■ PROMPT:
Find every line with "title" in it, then report how many there are and nothing more.

"""

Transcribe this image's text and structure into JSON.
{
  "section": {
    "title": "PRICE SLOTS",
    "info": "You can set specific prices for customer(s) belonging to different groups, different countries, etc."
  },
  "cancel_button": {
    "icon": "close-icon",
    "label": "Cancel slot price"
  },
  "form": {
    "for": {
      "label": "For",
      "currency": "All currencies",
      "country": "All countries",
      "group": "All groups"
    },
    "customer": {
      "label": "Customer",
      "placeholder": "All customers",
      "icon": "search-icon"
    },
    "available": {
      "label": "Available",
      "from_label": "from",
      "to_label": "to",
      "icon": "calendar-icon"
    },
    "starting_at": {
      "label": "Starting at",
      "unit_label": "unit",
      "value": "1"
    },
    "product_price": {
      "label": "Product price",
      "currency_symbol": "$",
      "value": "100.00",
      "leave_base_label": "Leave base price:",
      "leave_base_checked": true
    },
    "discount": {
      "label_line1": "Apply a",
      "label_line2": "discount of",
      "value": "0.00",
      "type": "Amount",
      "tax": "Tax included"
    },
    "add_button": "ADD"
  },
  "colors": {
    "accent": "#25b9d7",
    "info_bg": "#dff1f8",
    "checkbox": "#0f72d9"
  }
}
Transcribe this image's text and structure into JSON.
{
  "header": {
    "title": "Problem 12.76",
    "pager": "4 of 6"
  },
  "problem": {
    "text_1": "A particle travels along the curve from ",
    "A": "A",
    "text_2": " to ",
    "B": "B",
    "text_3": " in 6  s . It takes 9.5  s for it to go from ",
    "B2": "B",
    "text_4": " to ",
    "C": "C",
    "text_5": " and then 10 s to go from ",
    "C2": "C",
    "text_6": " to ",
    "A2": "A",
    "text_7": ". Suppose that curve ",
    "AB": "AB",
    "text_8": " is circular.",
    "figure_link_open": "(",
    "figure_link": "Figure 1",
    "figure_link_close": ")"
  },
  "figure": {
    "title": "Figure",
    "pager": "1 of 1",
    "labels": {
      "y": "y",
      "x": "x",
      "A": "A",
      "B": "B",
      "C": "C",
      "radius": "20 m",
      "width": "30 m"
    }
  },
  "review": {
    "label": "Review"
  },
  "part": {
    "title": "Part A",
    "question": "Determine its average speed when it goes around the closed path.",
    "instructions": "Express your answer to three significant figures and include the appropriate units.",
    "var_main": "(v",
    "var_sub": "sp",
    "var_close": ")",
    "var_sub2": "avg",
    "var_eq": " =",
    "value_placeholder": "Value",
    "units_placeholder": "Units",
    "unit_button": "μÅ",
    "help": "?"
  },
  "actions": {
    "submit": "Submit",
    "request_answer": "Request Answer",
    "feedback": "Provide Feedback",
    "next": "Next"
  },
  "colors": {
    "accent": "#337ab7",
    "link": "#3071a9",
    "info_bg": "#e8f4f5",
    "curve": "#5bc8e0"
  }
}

"""

■ TASK RESULT:
4